>> Start DATA LINES
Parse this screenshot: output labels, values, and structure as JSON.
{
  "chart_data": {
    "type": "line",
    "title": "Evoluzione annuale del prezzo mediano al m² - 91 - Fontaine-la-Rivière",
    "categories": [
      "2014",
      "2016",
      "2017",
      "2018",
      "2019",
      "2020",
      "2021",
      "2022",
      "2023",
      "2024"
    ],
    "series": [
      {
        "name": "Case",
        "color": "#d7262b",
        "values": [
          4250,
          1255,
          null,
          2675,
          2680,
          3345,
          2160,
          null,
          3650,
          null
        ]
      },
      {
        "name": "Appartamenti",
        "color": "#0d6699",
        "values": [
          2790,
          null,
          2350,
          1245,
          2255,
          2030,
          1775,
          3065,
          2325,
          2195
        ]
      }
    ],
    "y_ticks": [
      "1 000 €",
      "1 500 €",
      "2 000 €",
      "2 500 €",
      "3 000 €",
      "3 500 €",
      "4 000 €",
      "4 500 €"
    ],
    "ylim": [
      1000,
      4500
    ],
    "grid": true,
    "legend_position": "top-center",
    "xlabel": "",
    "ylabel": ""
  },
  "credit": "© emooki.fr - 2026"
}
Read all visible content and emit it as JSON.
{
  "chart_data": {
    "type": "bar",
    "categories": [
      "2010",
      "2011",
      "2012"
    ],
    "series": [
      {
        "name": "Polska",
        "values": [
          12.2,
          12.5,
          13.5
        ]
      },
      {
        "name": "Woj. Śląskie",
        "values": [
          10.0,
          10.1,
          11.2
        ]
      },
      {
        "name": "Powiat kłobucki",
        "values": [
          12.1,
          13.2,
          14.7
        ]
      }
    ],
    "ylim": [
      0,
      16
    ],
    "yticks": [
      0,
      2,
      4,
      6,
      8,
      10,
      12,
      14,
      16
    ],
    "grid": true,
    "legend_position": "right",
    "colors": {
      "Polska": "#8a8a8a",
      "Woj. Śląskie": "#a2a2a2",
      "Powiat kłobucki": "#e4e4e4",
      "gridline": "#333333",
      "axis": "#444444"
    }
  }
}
>> End DATA LINES
* YOUR INSTRUCTIONS: Go through the records above and retype each one exactly.

* RESPONSE TO THE TASK:
Parse this screenshot: output labels, values, and structure as JSON.
{
  "chart_data": {
    "type": "line",
    "title": "Evoluzione annuale del prezzo mediano al m² - 91 - Fontaine-la-Rivière",
    "categories": [
      "2014",
      "2016",
      "2017",
      "2018",
      "2019",
      "2020",
      "2021",
      "2022",
      "2023",
      "2024"
    ],
    "series": [
      {
        "name": "Case",
        "color": "#d7262b",
        "values": [
          4250,
          1255,
          null,
          2675,
          2680,
          3345,
          2160,
          null,
          3650,
          null
        ]
      },
      {
        "name": "Appartamenti",
        "color": "#0d6699",
        "values": [
          2790,
          null,
          2350,
          1245,
          2255,
          2030,
          1775,
          3065,
          2325,
          2195
        ]
      }
    ],
    "y_ticks": [
      "1 000 €",
      "1 500 €",
      "2 000 €",
      "2 500 €",
      "3 000 €",
      "3 500 €",
      "4 000 €",
      "4 500 €"
    ],
    "ylim": [
      1000,
      4500
    ],
    "grid": true,
    "legend_position": "top-center",
    "xlabel": "",
    "ylabel": ""
  },
  "credit": "© emooki.fr - 2026"
}
Read all visible content and emit it as JSON.
{
  "chart_data": {
    "type": "bar",
    "categories": [
      "2010",
      "2011",
      "2012"
    ],
    "series": [
      {
        "name": "Polska",
        "values": [
          12.2,
          12.5,
          13.5
        ]
      },
      {
        "name": "Woj. Śląskie",
        "values": [
          10.0,
          10.1,
          11.2
        ]
      },
      {
        "name": "Powiat kłobucki",
        "values": [
          12.1,
          13.2,
          14.7
        ]
      }
    ],
    "ylim": [
      0,
      16
    ],
    "yticks": [
      0,
      2,
      4,
      6,
      8,
      10,
      12,
      14,
      16
    ],
    "grid": true,
    "legend_position": "right",
    "colors": {
      "Polska": "#8a8a8a",
      "Woj. Śląskie": "#a2a2a2",
      "Powiat kłobucki": "#e4e4e4",
      "gridline": "#333333",
      "axis": "#444444"
    }
  }
}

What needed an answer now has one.